• [GIVEN PROBLEM] Gather every line of the material that contains the string "verified" and copy each one out. Case counts.

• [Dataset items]
## Begin

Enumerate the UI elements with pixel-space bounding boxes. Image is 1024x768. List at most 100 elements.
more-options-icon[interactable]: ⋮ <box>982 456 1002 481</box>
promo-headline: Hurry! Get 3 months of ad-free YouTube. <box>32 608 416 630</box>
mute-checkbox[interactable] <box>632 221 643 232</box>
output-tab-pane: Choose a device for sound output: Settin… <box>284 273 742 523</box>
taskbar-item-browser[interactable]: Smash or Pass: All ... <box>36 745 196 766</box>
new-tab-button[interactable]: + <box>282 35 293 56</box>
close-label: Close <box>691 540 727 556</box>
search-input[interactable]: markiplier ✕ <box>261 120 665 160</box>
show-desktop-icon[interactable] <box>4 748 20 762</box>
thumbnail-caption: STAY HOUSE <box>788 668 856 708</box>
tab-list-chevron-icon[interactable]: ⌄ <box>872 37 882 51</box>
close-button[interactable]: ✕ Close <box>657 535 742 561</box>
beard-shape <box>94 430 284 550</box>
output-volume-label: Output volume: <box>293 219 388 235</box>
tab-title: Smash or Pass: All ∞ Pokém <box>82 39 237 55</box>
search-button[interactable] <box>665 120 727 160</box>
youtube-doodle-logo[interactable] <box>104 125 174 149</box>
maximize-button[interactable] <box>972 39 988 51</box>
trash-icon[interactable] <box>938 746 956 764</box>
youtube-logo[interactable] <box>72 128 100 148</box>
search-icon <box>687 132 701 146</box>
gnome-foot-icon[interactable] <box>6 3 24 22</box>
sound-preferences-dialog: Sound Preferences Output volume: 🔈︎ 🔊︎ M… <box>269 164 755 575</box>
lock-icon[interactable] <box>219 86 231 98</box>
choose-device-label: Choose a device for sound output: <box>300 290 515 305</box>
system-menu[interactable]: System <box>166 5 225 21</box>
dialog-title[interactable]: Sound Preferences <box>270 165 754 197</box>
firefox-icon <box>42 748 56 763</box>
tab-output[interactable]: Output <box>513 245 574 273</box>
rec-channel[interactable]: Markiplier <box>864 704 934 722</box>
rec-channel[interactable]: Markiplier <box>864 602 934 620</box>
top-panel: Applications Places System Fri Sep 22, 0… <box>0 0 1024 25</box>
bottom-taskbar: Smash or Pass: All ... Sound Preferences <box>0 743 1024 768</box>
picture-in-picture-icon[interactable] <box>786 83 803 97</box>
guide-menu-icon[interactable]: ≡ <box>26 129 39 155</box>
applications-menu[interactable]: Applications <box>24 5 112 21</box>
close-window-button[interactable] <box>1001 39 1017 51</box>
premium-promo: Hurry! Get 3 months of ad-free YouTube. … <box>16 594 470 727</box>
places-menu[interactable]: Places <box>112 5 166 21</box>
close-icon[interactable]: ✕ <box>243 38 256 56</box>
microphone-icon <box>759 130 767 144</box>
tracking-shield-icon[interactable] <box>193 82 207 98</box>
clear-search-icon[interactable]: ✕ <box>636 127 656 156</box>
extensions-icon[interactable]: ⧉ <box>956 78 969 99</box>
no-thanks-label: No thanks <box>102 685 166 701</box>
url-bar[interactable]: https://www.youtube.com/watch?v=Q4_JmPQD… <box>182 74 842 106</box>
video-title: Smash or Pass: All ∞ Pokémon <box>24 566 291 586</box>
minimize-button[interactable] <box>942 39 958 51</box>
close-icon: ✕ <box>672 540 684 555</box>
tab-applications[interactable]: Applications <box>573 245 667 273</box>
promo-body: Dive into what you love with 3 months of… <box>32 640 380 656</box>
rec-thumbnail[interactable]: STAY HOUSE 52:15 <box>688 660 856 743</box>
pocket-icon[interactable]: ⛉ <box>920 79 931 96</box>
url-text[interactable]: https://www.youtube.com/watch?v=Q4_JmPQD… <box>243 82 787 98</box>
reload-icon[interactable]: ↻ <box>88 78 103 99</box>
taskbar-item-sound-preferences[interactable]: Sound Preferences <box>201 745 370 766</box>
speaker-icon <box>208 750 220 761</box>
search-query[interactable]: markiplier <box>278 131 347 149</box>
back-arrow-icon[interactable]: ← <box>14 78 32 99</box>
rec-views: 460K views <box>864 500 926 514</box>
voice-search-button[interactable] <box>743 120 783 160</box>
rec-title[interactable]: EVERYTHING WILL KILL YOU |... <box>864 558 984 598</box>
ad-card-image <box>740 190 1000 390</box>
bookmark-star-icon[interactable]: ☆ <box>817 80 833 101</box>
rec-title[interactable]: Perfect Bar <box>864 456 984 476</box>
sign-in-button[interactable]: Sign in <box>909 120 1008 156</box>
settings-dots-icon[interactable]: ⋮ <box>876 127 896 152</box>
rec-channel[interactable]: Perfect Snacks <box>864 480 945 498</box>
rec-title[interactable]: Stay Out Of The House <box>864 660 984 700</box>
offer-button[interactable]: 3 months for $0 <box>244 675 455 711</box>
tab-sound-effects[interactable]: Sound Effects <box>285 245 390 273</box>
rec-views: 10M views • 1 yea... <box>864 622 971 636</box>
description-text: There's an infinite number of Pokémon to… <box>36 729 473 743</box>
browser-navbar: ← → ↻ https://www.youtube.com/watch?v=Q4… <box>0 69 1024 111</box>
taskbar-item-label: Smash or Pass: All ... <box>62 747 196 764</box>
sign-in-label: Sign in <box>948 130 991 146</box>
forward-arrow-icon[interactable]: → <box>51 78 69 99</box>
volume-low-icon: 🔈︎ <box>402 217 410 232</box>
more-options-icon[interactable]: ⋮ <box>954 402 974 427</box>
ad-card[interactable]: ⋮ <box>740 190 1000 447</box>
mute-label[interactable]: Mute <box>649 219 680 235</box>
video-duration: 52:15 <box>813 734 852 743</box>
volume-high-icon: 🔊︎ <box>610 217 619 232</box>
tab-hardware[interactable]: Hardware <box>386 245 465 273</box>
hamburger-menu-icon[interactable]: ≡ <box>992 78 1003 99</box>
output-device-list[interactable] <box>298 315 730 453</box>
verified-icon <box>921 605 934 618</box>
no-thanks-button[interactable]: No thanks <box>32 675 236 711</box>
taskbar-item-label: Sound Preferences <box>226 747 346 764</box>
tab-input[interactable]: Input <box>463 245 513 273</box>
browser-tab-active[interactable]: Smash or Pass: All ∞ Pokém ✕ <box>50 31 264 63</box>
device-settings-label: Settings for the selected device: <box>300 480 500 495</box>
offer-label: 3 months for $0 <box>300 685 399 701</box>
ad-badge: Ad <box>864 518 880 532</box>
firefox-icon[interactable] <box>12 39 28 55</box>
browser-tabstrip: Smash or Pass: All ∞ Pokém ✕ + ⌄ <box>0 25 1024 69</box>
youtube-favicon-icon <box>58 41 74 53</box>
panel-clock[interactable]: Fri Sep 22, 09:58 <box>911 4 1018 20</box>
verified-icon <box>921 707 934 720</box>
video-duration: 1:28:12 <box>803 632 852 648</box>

## End

• [ANSWER FOR THIS EXERCISE]
verified-icon <box>921 605 934 618</box>
verified-icon <box>921 707 934 720</box>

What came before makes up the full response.